* _Extrait fourni_:
Mots-clés: autobiographie, pacte autobiographique, pacte romanesque, pacte référenciel, pacte fantasmatique

Introduction

La littérature se présente sous diverses formes d’écriture, chacune poursuivant des objectifs spécifiques tels que la représentation du monde, le divertissement et l’imitation de la réalité. Ces formes sont regroupées sous l’appellation de genres littéraires, chacun adoptant une approche singulière pour atteindre ses objectifs: le roman s’appuie sur la fiction, le théâtre sur la mise en scène, et la poésie sur la symbolique. À ces genres s’ajoute, dès le XVIIIe siècle, l’autobiographie, un genre distinct qui s’inscrit dans la littérature personnelle et se veut au service de la vérité plutôt que de la vraisemblance.

* _Données fournies_:

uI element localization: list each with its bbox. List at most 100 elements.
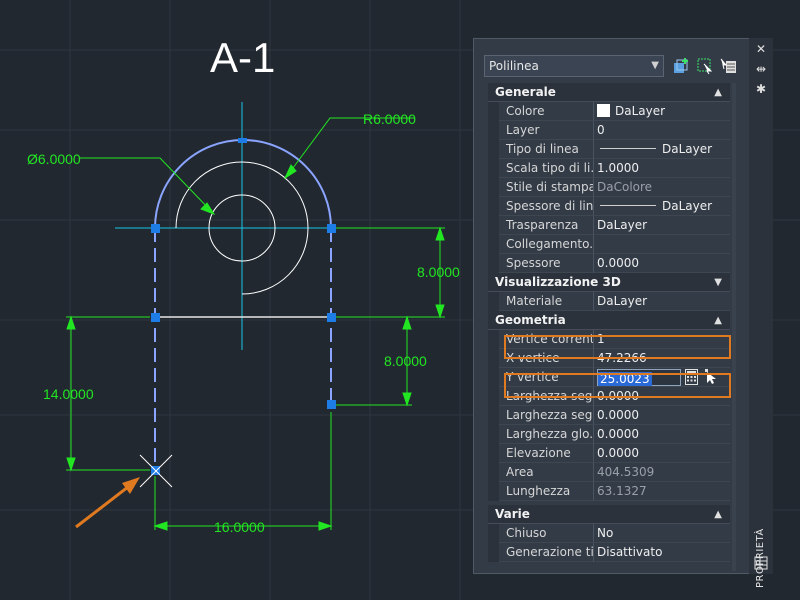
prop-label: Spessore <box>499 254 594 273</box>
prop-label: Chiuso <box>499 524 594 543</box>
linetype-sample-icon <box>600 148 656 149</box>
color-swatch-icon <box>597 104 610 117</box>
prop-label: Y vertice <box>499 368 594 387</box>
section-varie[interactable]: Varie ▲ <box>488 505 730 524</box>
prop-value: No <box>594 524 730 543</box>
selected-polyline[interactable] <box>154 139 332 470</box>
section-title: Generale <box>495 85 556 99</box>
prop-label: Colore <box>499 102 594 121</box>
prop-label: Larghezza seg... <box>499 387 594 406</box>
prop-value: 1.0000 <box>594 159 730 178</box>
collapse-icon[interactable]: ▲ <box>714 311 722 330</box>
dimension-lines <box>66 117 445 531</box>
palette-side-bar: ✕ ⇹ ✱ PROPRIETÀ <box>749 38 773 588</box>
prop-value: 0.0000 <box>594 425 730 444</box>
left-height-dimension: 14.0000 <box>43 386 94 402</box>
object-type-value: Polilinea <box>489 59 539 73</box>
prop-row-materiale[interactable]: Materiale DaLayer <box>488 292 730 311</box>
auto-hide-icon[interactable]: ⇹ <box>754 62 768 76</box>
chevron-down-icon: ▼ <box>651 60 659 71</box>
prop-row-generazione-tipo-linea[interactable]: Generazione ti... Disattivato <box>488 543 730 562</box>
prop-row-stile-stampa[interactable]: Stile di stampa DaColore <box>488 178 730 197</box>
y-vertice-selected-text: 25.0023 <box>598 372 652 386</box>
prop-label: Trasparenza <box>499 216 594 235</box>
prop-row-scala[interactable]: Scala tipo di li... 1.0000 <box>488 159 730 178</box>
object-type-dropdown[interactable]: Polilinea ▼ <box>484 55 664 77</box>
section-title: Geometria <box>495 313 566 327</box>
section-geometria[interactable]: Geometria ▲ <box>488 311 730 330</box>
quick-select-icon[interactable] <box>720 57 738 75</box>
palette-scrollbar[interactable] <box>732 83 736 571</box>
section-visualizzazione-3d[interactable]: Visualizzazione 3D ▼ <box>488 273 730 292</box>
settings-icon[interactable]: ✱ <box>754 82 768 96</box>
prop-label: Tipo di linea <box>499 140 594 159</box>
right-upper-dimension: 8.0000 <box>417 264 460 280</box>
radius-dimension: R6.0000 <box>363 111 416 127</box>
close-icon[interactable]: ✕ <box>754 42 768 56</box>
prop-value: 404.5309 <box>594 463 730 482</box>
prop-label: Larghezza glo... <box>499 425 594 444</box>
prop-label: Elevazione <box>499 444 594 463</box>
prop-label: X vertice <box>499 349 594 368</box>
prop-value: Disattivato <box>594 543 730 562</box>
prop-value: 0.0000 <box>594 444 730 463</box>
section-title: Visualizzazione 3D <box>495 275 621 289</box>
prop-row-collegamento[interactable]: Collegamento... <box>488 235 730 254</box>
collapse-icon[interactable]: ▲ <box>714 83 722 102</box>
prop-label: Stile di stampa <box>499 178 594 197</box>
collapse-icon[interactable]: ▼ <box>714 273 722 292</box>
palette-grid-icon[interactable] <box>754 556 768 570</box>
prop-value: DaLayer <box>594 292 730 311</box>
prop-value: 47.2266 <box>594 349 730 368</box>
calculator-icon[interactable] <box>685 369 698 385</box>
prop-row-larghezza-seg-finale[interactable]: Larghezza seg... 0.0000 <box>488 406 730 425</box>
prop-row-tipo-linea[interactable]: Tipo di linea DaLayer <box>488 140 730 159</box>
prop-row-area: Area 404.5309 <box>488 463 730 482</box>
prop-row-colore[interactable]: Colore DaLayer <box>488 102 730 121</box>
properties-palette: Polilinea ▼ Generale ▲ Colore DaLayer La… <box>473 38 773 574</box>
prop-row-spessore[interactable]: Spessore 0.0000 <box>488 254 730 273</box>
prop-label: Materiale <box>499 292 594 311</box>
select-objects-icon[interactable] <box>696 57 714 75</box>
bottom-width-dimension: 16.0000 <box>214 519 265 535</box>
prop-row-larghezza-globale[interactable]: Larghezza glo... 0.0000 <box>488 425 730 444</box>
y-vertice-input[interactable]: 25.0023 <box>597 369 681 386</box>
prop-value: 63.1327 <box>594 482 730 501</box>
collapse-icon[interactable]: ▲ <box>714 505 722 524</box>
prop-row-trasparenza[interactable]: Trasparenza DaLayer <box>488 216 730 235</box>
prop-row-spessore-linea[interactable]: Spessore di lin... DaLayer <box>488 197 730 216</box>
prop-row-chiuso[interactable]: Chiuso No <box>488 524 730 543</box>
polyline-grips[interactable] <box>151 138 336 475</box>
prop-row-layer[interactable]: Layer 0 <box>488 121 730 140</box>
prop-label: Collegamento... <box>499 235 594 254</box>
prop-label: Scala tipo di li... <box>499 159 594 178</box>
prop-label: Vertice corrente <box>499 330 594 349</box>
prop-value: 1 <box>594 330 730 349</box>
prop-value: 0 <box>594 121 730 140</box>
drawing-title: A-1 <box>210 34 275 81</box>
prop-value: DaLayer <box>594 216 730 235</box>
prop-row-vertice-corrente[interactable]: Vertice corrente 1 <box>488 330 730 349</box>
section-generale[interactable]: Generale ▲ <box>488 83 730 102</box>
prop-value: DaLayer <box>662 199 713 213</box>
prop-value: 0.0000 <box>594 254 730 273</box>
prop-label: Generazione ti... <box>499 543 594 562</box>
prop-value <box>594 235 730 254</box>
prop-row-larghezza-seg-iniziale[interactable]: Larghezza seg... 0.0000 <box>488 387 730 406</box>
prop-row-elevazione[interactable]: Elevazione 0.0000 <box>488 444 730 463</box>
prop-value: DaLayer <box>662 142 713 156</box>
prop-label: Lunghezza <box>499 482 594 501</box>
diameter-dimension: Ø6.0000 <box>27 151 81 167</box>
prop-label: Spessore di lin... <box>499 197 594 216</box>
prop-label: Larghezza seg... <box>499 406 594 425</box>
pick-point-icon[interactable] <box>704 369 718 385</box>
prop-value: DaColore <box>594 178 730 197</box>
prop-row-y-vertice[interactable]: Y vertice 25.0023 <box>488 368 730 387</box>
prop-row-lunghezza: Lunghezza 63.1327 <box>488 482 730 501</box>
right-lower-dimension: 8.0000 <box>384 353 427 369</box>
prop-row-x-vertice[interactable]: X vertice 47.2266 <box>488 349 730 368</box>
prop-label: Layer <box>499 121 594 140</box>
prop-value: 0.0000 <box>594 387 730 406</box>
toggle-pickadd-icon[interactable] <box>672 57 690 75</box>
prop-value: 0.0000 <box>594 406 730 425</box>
* * *
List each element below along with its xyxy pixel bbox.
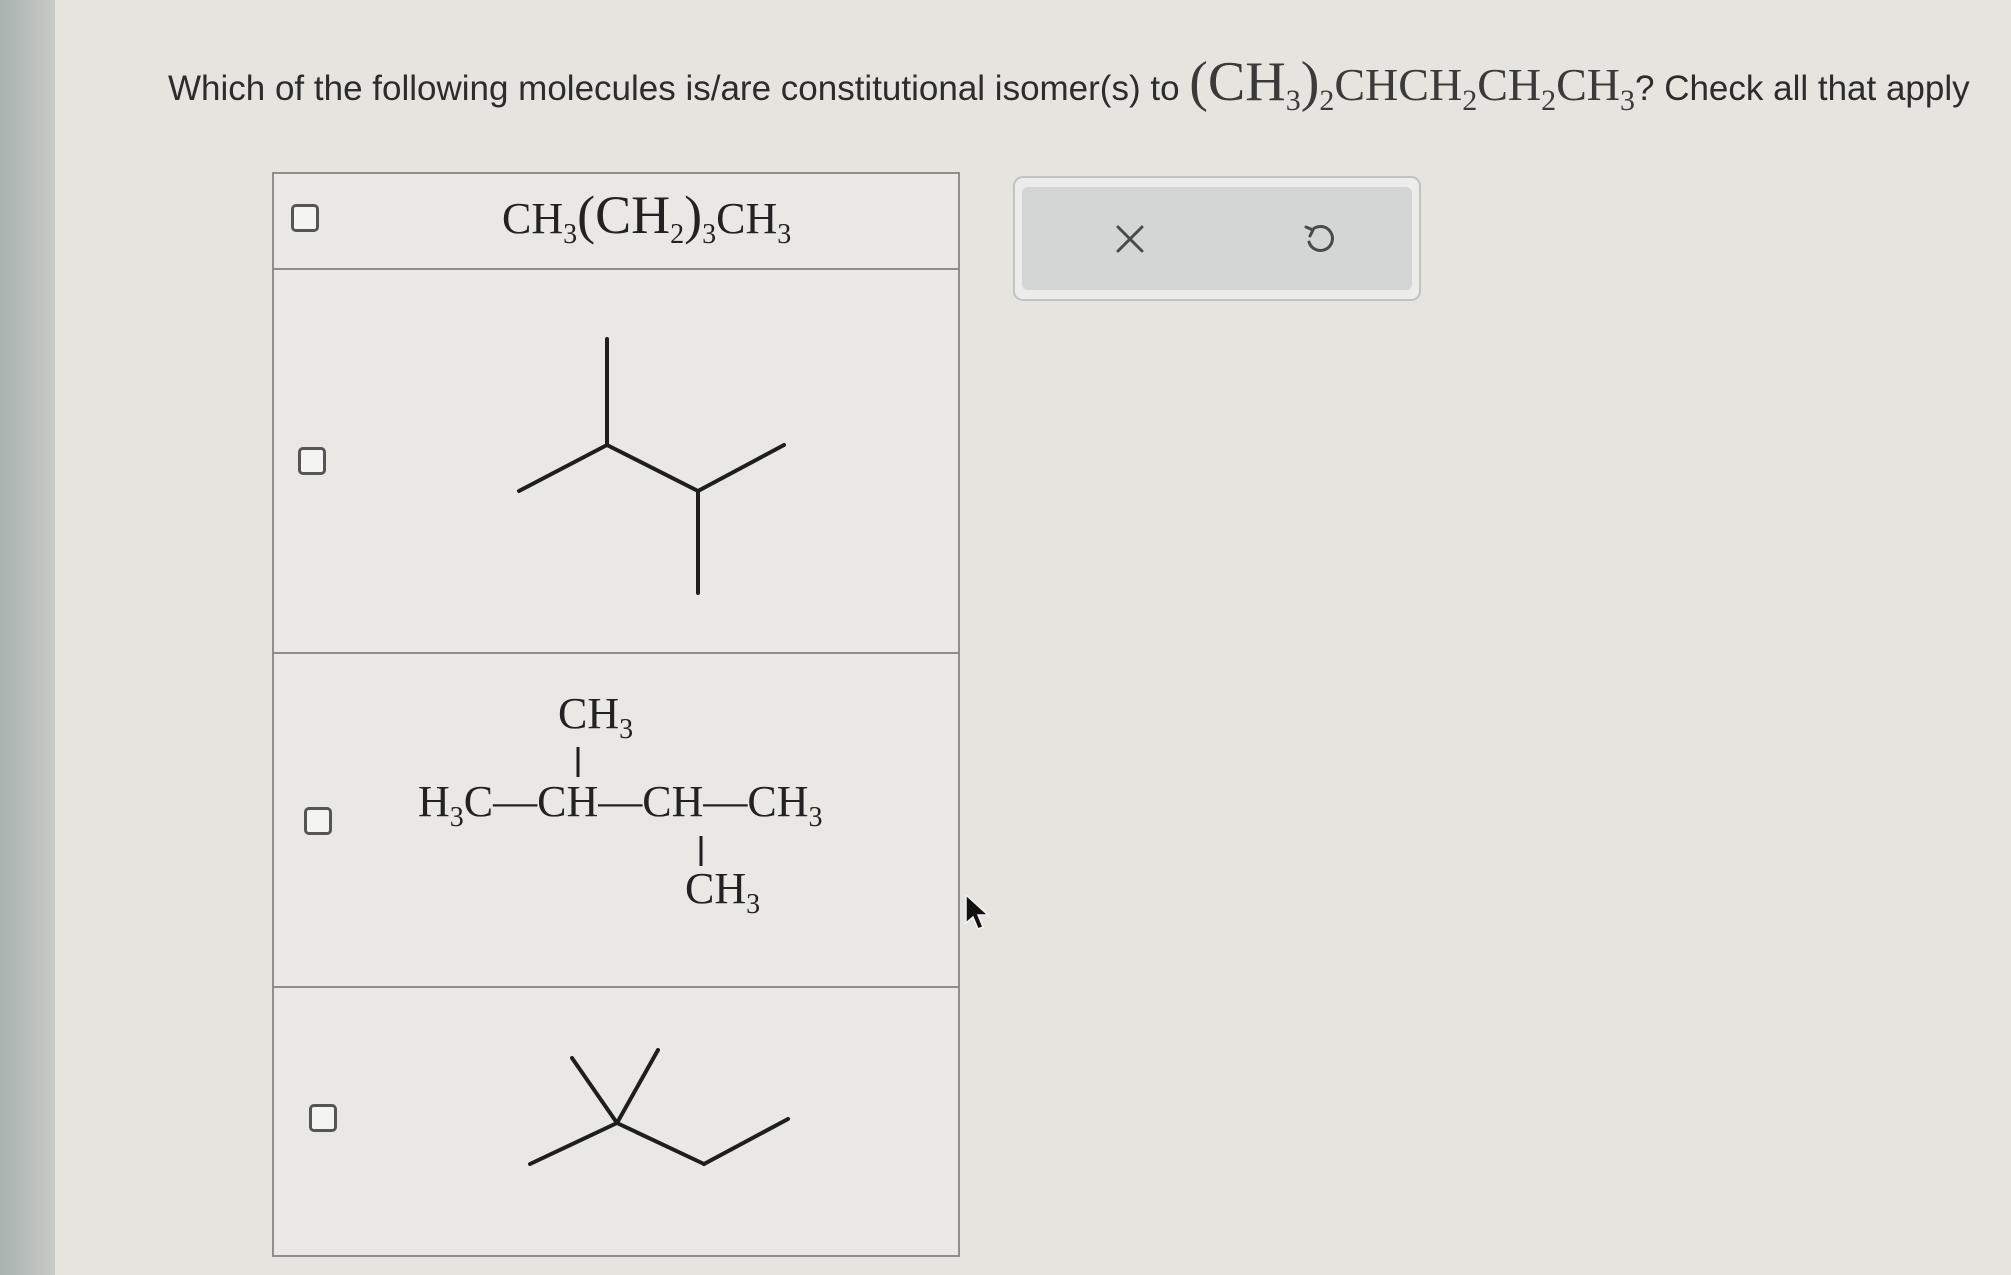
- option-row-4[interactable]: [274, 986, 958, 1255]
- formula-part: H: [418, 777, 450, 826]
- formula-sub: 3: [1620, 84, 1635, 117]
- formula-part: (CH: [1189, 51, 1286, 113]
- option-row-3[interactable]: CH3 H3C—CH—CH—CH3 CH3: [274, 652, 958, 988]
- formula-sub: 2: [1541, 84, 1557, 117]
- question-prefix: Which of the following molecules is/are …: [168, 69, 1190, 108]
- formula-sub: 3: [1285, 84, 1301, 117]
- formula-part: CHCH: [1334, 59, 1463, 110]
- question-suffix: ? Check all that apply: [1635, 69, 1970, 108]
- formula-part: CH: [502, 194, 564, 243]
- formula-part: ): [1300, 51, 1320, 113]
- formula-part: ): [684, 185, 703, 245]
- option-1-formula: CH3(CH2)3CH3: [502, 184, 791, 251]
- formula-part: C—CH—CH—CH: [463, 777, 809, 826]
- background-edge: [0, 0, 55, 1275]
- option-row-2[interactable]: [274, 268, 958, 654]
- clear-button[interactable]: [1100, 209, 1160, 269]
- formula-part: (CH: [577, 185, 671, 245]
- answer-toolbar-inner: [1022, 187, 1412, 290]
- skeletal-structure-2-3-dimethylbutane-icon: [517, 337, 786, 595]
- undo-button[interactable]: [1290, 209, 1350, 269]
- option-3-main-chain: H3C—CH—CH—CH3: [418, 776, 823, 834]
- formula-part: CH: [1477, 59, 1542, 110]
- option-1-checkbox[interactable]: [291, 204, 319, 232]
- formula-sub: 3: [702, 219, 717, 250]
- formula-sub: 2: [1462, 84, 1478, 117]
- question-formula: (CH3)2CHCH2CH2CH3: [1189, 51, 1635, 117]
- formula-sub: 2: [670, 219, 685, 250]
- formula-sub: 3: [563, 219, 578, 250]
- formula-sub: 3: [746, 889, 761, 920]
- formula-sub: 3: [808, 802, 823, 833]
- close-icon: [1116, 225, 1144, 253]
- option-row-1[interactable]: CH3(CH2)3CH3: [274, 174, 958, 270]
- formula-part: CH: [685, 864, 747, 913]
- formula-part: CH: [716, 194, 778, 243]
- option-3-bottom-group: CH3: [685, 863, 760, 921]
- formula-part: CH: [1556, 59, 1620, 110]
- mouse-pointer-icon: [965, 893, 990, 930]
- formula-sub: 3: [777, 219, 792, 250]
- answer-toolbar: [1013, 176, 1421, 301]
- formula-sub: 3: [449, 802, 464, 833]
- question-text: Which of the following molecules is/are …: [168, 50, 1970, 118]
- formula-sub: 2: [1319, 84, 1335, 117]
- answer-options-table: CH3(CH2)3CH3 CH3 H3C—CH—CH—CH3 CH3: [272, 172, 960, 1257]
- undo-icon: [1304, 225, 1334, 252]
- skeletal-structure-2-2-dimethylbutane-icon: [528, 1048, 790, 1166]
--
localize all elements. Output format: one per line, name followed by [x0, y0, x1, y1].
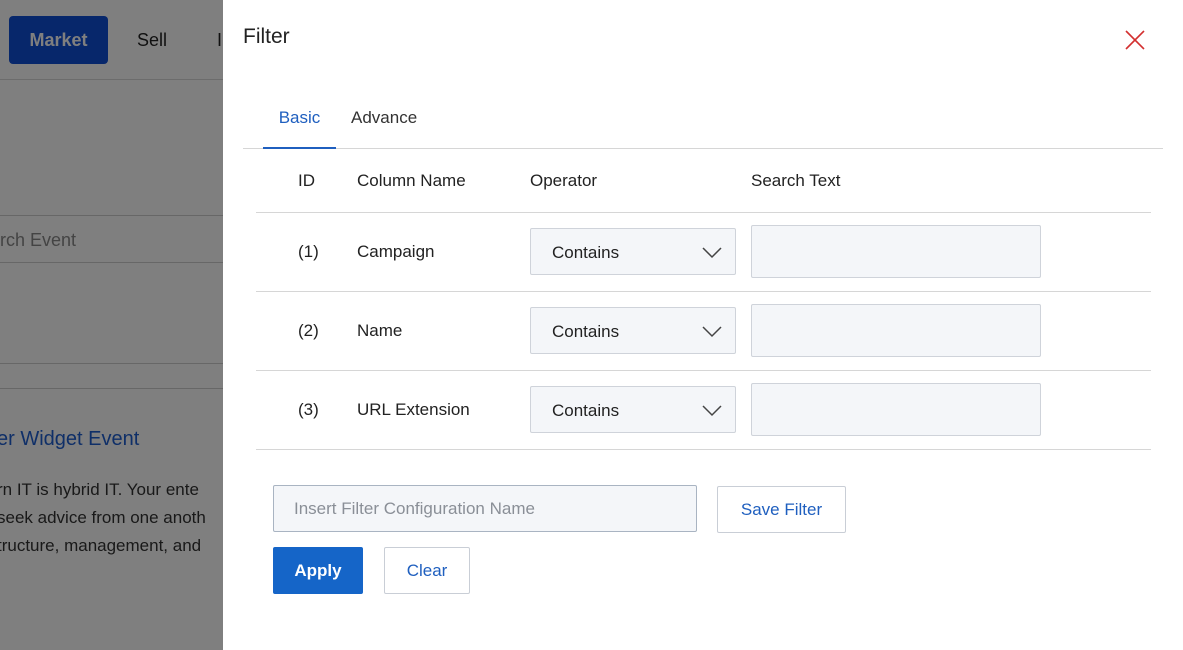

* _Exercices proposés_:
• 1. Traduisez en anglais la phrase suivante de l’extrait sur les genres littéraires : « La littérature se présente sous diverses formes d’écriture, chacune poursuivant des objectifs spécifiques tels que la représentation du monde, le divertissement et l’imitation de la réalité. »
• 2. Recopiez, s’il vous plaît, le passage de l’extrait sur les genres littéraires qui va de « Mots-clés: autobiographie, pacte » jusqu’à « de la vraisemblance. » inclus.
• 3. D’après l’extrait sur les genres littéraires, à partir de quel siècle l’autobiographie s’ajoute-t-elle aux autres genres ?

* _Corrigé_:
• 1. Literature comes in various forms of writing, each pursuing specific goals such as representing the world, entertainment, and imitating reality.

• 2.
Mots-clés: autobiographie, pacte autobiographique, pacte romanesque, pacte référenciel, pacte fantasmatique

Introduction

La littérature se présente sous diverses formes d’écriture, chacune poursuivant des objectifs spécifiques tels que la représentation du monde, le divertissement et l’imitation de la réalité. Ces formes sont regroupées sous l’appellation de genres littéraires, chacun adoptant une approche singulière pour atteindre ses objectifs: le roman s’appuie sur la fiction, le théâtre sur la mise en scène, et la poésie sur la symbolique. À ces genres s’ajoute, dès le XVIIIe siècle, l’autobiographie, un genre distinct qui s’inscrit dans la littérature personnelle et se veut au service de la vérité plutôt que de la vraisemblance.

• 3. Dès le XVIIIe siècle.